Start of Data for this task

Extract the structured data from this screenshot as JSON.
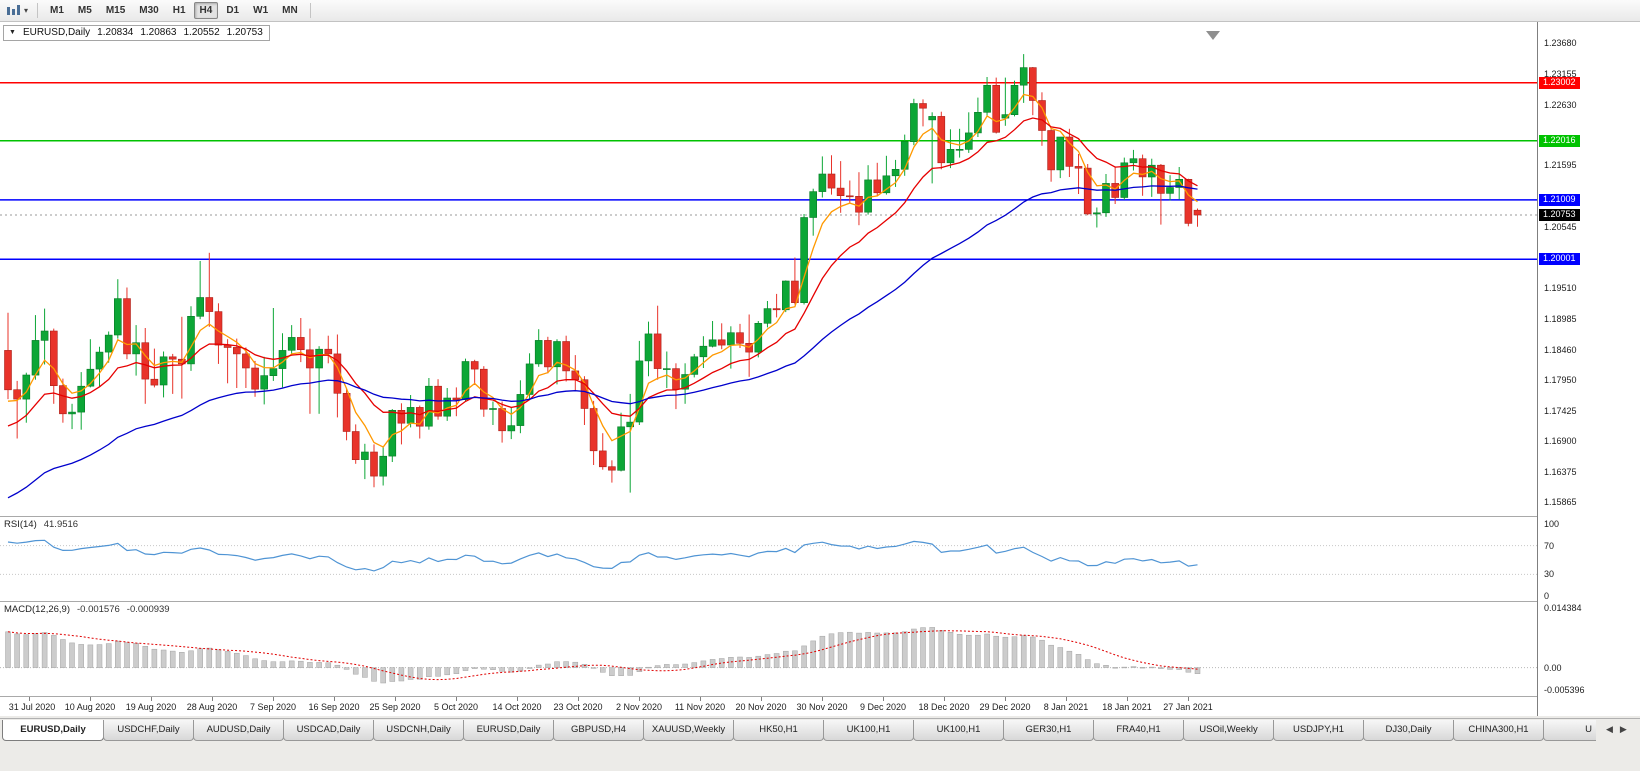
{
  "toolbar": {
    "caret_glyph": "▾",
    "timeframes": [
      {
        "label": "M1",
        "active": false
      },
      {
        "label": "M5",
        "active": false
      },
      {
        "label": "M15",
        "active": false
      },
      {
        "label": "M30",
        "active": false
      },
      {
        "label": "H1",
        "active": false
      },
      {
        "label": "H4",
        "active": true
      },
      {
        "label": "D1",
        "active": false
      },
      {
        "label": "W1",
        "active": false
      },
      {
        "label": "MN",
        "active": false
      }
    ]
  },
  "chart_header": {
    "collapse_glyph": "▼",
    "symbol": "EURUSD,Daily",
    "open": "1.20834",
    "high": "1.20863",
    "low": "1.20552",
    "close": "1.20753"
  },
  "price_axis": {
    "ticks": [
      "1.23680",
      "1.23155",
      "1.22630",
      "1.21595",
      "1.20545",
      "1.19510",
      "1.18985",
      "1.18460",
      "1.17950",
      "1.17425",
      "1.16900",
      "1.16375",
      "1.15865"
    ]
  },
  "rsi_panel": {
    "title": "RSI(14)",
    "value": "41.9516",
    "axis_ticks": [
      "100",
      "70",
      "30",
      "0"
    ],
    "axis_values": [
      100,
      70,
      30,
      0
    ],
    "levels": [
      70,
      30
    ],
    "line_color": "#4f94d4"
  },
  "macd_panel": {
    "title": "MACD(12,26,9)",
    "macd_value": "-0.001576",
    "signal_value": "-0.000939",
    "axis_ticks": [
      "0.014384",
      "0.00",
      "-0.005396"
    ],
    "axis_values": [
      0.014384,
      0,
      -0.005396
    ],
    "histogram_color": "#cccccc",
    "signal_color": "#e00000"
  },
  "tabs": {
    "left_arrow": "◀",
    "right_arrow": "▶",
    "items": [
      {
        "label": "EURUSD,Daily",
        "active": true
      },
      {
        "label": "USDCHF,Daily",
        "active": false
      },
      {
        "label": "AUDUSD,Daily",
        "active": false
      },
      {
        "label": "USDCAD,Daily",
        "active": false
      },
      {
        "label": "USDCNH,Daily",
        "active": false
      },
      {
        "label": "EURUSD,Daily",
        "active": false
      },
      {
        "label": "GBPUSD,H4",
        "active": false
      },
      {
        "label": "XAUUSD,Weekly",
        "active": false
      },
      {
        "label": "HK50,H1",
        "active": false
      },
      {
        "label": "UK100,H1",
        "active": false
      },
      {
        "label": "UK100,H1",
        "active": false
      },
      {
        "label": "GER30,H1",
        "active": false
      },
      {
        "label": "FRA40,H1",
        "active": false
      },
      {
        "label": "USOil,Weekly",
        "active": false
      },
      {
        "label": "USDJPY,H1",
        "active": false
      },
      {
        "label": "DJ30,Daily",
        "active": false
      },
      {
        "label": "CHINA300,H1",
        "active": false
      },
      {
        "label": "U",
        "active": false
      }
    ]
  },
  "chart_data": {
    "type": "candlestick",
    "symbol": "EURUSD",
    "timeframe": "Daily",
    "ohlc_current": {
      "open": 1.20834,
      "high": 1.20863,
      "low": 1.20552,
      "close": 1.20753
    },
    "price_range": {
      "min": 1.157,
      "max": 1.239
    },
    "x_labels": [
      "31 Jul 2020",
      "10 Aug 2020",
      "19 Aug 2020",
      "28 Aug 2020",
      "7 Sep 2020",
      "16 Sep 2020",
      "25 Sep 2020",
      "5 Oct 2020",
      "14 Oct 2020",
      "23 Oct 2020",
      "2 Nov 2020",
      "11 Nov 2020",
      "20 Nov 2020",
      "30 Nov 2020",
      "9 Dec 2020",
      "18 Dec 2020",
      "29 Dec 2020",
      "8 Jan 2021",
      "18 Jan 2021",
      "27 Jan 2021"
    ],
    "hlines": [
      {
        "value": 1.23002,
        "label": "1.23002",
        "color": "#ff0000"
      },
      {
        "value": 1.22016,
        "label": "1.22016",
        "color": "#00c200"
      },
      {
        "value": 1.21009,
        "label": "1.21009",
        "color": "#0000ff"
      },
      {
        "value": 1.20001,
        "label": "1.20001",
        "color": "#0000ff"
      }
    ],
    "current_price": {
      "value": 1.20753,
      "label": "1.20753"
    },
    "moving_averages": [
      {
        "name": "fast-ema",
        "period": 5,
        "color": "#ff9900"
      },
      {
        "name": "medium-ema",
        "period": 13,
        "color": "#e60000"
      },
      {
        "name": "slow-ema",
        "period": 40,
        "color": "#0000cc"
      }
    ],
    "indicators": {
      "rsi": {
        "period": 14,
        "current": 41.9516
      },
      "macd": {
        "fast": 12,
        "slow": 26,
        "signal": 9,
        "current_macd": -0.001576,
        "current_signal": -0.000939,
        "axis_max": 0.014384,
        "axis_min": -0.005396
      }
    },
    "candles": [
      [
        1.1845,
        1.1909,
        1.1762,
        1.1778
      ],
      [
        1.1778,
        1.1793,
        1.1695,
        1.1762
      ],
      [
        1.1762,
        1.1807,
        1.1722,
        1.1803
      ],
      [
        1.1803,
        1.1905,
        1.1795,
        1.1862
      ],
      [
        1.1862,
        1.1916,
        1.1821,
        1.1878
      ],
      [
        1.1878,
        1.1882,
        1.1754,
        1.1785
      ],
      [
        1.1785,
        1.1797,
        1.1722,
        1.1737
      ],
      [
        1.1737,
        1.1754,
        1.1711,
        1.174
      ],
      [
        1.174,
        1.1808,
        1.171,
        1.1784
      ],
      [
        1.1784,
        1.1864,
        1.1782,
        1.1813
      ],
      [
        1.1813,
        1.1851,
        1.1783,
        1.1842
      ],
      [
        1.1842,
        1.1877,
        1.1824,
        1.1871
      ],
      [
        1.1871,
        1.1966,
        1.1865,
        1.1933
      ],
      [
        1.1933,
        1.1952,
        1.183,
        1.1839
      ],
      [
        1.1839,
        1.1888,
        1.1802,
        1.1858
      ],
      [
        1.1858,
        1.1883,
        1.1754,
        1.1796
      ],
      [
        1.1796,
        1.1848,
        1.1782,
        1.1786
      ],
      [
        1.1786,
        1.1843,
        1.1765,
        1.1834
      ],
      [
        1.1834,
        1.1839,
        1.1771,
        1.183
      ],
      [
        1.183,
        1.1902,
        1.1763,
        1.1822
      ],
      [
        1.1822,
        1.192,
        1.181,
        1.1903
      ],
      [
        1.1903,
        1.1997,
        1.1898,
        1.1935
      ],
      [
        1.1935,
        1.2011,
        1.1885,
        1.1911
      ],
      [
        1.1911,
        1.1925,
        1.1822,
        1.1854
      ],
      [
        1.1854,
        1.1864,
        1.1789,
        1.185
      ],
      [
        1.185,
        1.1865,
        1.1781,
        1.1839
      ],
      [
        1.1839,
        1.185,
        1.1781,
        1.1815
      ],
      [
        1.1815,
        1.1827,
        1.1766,
        1.1779
      ],
      [
        1.1779,
        1.1834,
        1.1753,
        1.1802
      ],
      [
        1.1802,
        1.1917,
        1.1793,
        1.1814
      ],
      [
        1.1814,
        1.1874,
        1.1782,
        1.1845
      ],
      [
        1.1845,
        1.1888,
        1.1839,
        1.1867
      ],
      [
        1.1867,
        1.19,
        1.1825,
        1.1846
      ],
      [
        1.1846,
        1.1882,
        1.1737,
        1.1815
      ],
      [
        1.1815,
        1.1852,
        1.1737,
        1.1847
      ],
      [
        1.1847,
        1.187,
        1.1823,
        1.1839
      ],
      [
        1.1839,
        1.1872,
        1.1731,
        1.1772
      ],
      [
        1.1772,
        1.178,
        1.1692,
        1.1707
      ],
      [
        1.1707,
        1.1719,
        1.1652,
        1.1659
      ],
      [
        1.1659,
        1.1686,
        1.1626,
        1.1672
      ],
      [
        1.1672,
        1.1685,
        1.1612,
        1.1631
      ],
      [
        1.1631,
        1.1681,
        1.1615,
        1.1665
      ],
      [
        1.1665,
        1.1745,
        1.1655,
        1.1743
      ],
      [
        1.1743,
        1.1755,
        1.1685,
        1.1721
      ],
      [
        1.1721,
        1.1769,
        1.1714,
        1.1748
      ],
      [
        1.1748,
        1.1751,
        1.1695,
        1.1716
      ],
      [
        1.1716,
        1.1798,
        1.171,
        1.1784
      ],
      [
        1.1784,
        1.1796,
        1.1727,
        1.1733
      ],
      [
        1.1733,
        1.1781,
        1.1725,
        1.1764
      ],
      [
        1.1764,
        1.1782,
        1.1733,
        1.1761
      ],
      [
        1.1761,
        1.1831,
        1.1758,
        1.1826
      ],
      [
        1.1826,
        1.1829,
        1.1786,
        1.1813
      ],
      [
        1.1813,
        1.1818,
        1.1732,
        1.1745
      ],
      [
        1.1745,
        1.1758,
        1.1718,
        1.1746
      ],
      [
        1.1746,
        1.1758,
        1.1688,
        1.1708
      ],
      [
        1.1708,
        1.1747,
        1.1694,
        1.1717
      ],
      [
        1.1717,
        1.1794,
        1.1704,
        1.177
      ],
      [
        1.177,
        1.184,
        1.1761,
        1.1822
      ],
      [
        1.1822,
        1.1881,
        1.1817,
        1.1862
      ],
      [
        1.1862,
        1.1868,
        1.1806,
        1.1817
      ],
      [
        1.1817,
        1.1864,
        1.1787,
        1.186
      ],
      [
        1.186,
        1.187,
        1.1792,
        1.181
      ],
      [
        1.181,
        1.1837,
        1.1776,
        1.1795
      ],
      [
        1.1795,
        1.1801,
        1.1718,
        1.1746
      ],
      [
        1.1746,
        1.1759,
        1.165,
        1.1674
      ],
      [
        1.1674,
        1.1704,
        1.1642,
        1.1647
      ],
      [
        1.1647,
        1.1658,
        1.162,
        1.1641
      ],
      [
        1.1641,
        1.1739,
        1.1639,
        1.1715
      ],
      [
        1.1715,
        1.1771,
        1.1603,
        1.1723
      ],
      [
        1.1723,
        1.1861,
        1.1718,
        1.1827
      ],
      [
        1.1827,
        1.1894,
        1.1801,
        1.1873
      ],
      [
        1.1873,
        1.1921,
        1.1795,
        1.1814
      ],
      [
        1.1814,
        1.1843,
        1.1781,
        1.1814
      ],
      [
        1.1814,
        1.1823,
        1.1745,
        1.1779
      ],
      [
        1.1779,
        1.1823,
        1.1754,
        1.1804
      ],
      [
        1.1804,
        1.1839,
        1.1799,
        1.1834
      ],
      [
        1.1834,
        1.1869,
        1.1815,
        1.1852
      ],
      [
        1.1852,
        1.1895,
        1.185,
        1.1863
      ],
      [
        1.1863,
        1.1891,
        1.1847,
        1.1854
      ],
      [
        1.1854,
        1.1886,
        1.1814,
        1.1875
      ],
      [
        1.1875,
        1.189,
        1.1849,
        1.1857
      ],
      [
        1.1857,
        1.1906,
        1.18,
        1.1842
      ],
      [
        1.1842,
        1.1895,
        1.1833,
        1.1891
      ],
      [
        1.1891,
        1.1929,
        1.1884,
        1.1916
      ],
      [
        1.1916,
        1.1941,
        1.1901,
        1.1914
      ],
      [
        1.1914,
        1.1964,
        1.191,
        1.1963
      ],
      [
        1.1963,
        1.2003,
        1.1923,
        1.1926
      ],
      [
        1.1926,
        1.2077,
        1.1923,
        1.2071
      ],
      [
        1.2071,
        1.212,
        1.204,
        1.2115
      ],
      [
        1.2115,
        1.2175,
        1.2105,
        1.2145
      ],
      [
        1.2145,
        1.2177,
        1.211,
        1.2121
      ],
      [
        1.2121,
        1.2167,
        1.2079,
        1.2108
      ],
      [
        1.2108,
        1.2134,
        1.2095,
        1.2107
      ],
      [
        1.2107,
        1.2148,
        1.2058,
        1.208
      ],
      [
        1.208,
        1.216,
        1.2076,
        1.2135
      ],
      [
        1.2135,
        1.2164,
        1.2107,
        1.2113
      ],
      [
        1.2113,
        1.2176,
        1.211,
        1.2142
      ],
      [
        1.2142,
        1.2169,
        1.2123,
        1.2153
      ],
      [
        1.2153,
        1.2212,
        1.2142,
        1.22
      ],
      [
        1.22,
        1.2273,
        1.2194,
        1.2265
      ],
      [
        1.2265,
        1.2272,
        1.2226,
        1.2257
      ],
      [
        1.2237,
        1.225,
        1.2129,
        1.2243
      ],
      [
        1.2243,
        1.2251,
        1.2153,
        1.2164
      ],
      [
        1.2164,
        1.2221,
        1.2155,
        1.2187
      ],
      [
        1.2187,
        1.2222,
        1.2173,
        1.2187
      ],
      [
        1.2187,
        1.225,
        1.2181,
        1.2215
      ],
      [
        1.2215,
        1.2275,
        1.2208,
        1.225
      ],
      [
        1.225,
        1.231,
        1.2243,
        1.2296
      ],
      [
        1.2296,
        1.2309,
        1.2214,
        1.2216
      ],
      [
        1.224,
        1.2309,
        1.2227,
        1.2246
      ],
      [
        1.2246,
        1.2304,
        1.2243,
        1.2296
      ],
      [
        1.2296,
        1.2349,
        1.2266,
        1.2326
      ],
      [
        1.2326,
        1.2327,
        1.2245,
        1.227
      ],
      [
        1.227,
        1.2284,
        1.2193,
        1.2219
      ],
      [
        1.2219,
        1.2223,
        1.2132,
        1.2152
      ],
      [
        1.2152,
        1.2208,
        1.2138,
        1.2208
      ],
      [
        1.2208,
        1.2222,
        1.214,
        1.2158
      ],
      [
        1.2158,
        1.2179,
        1.2111,
        1.2155
      ],
      [
        1.2155,
        1.2162,
        1.2075,
        1.2077
      ],
      [
        1.2077,
        1.2088,
        1.2054,
        1.2079
      ],
      [
        1.2079,
        1.2145,
        1.2072,
        1.2129
      ],
      [
        1.2129,
        1.2158,
        1.2094,
        1.2105
      ],
      [
        1.2105,
        1.2173,
        1.2101,
        1.2164
      ],
      [
        1.2164,
        1.2186,
        1.2151,
        1.2171
      ],
      [
        1.2171,
        1.2178,
        1.2108,
        1.214
      ],
      [
        1.214,
        1.2171,
        1.2106,
        1.216
      ],
      [
        1.216,
        1.2162,
        1.2059,
        1.2112
      ],
      [
        1.2112,
        1.2143,
        1.21,
        1.2122
      ],
      [
        1.2122,
        1.2157,
        1.2102,
        1.2136
      ],
      [
        1.2136,
        1.2137,
        1.2056,
        1.2061
      ],
      [
        1.20834,
        1.20863,
        1.20552,
        1.20753
      ]
    ]
  }
}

End of Data for this task

▶ [What is required]
Using the records given above, list every line that includes the word "EURUSD".

▶ [Final answer]
    "symbol": "EURUSD,Daily",
        "label": "EURUSD,Daily",
        "label": "EURUSD,Daily",
    "symbol": "EURUSD",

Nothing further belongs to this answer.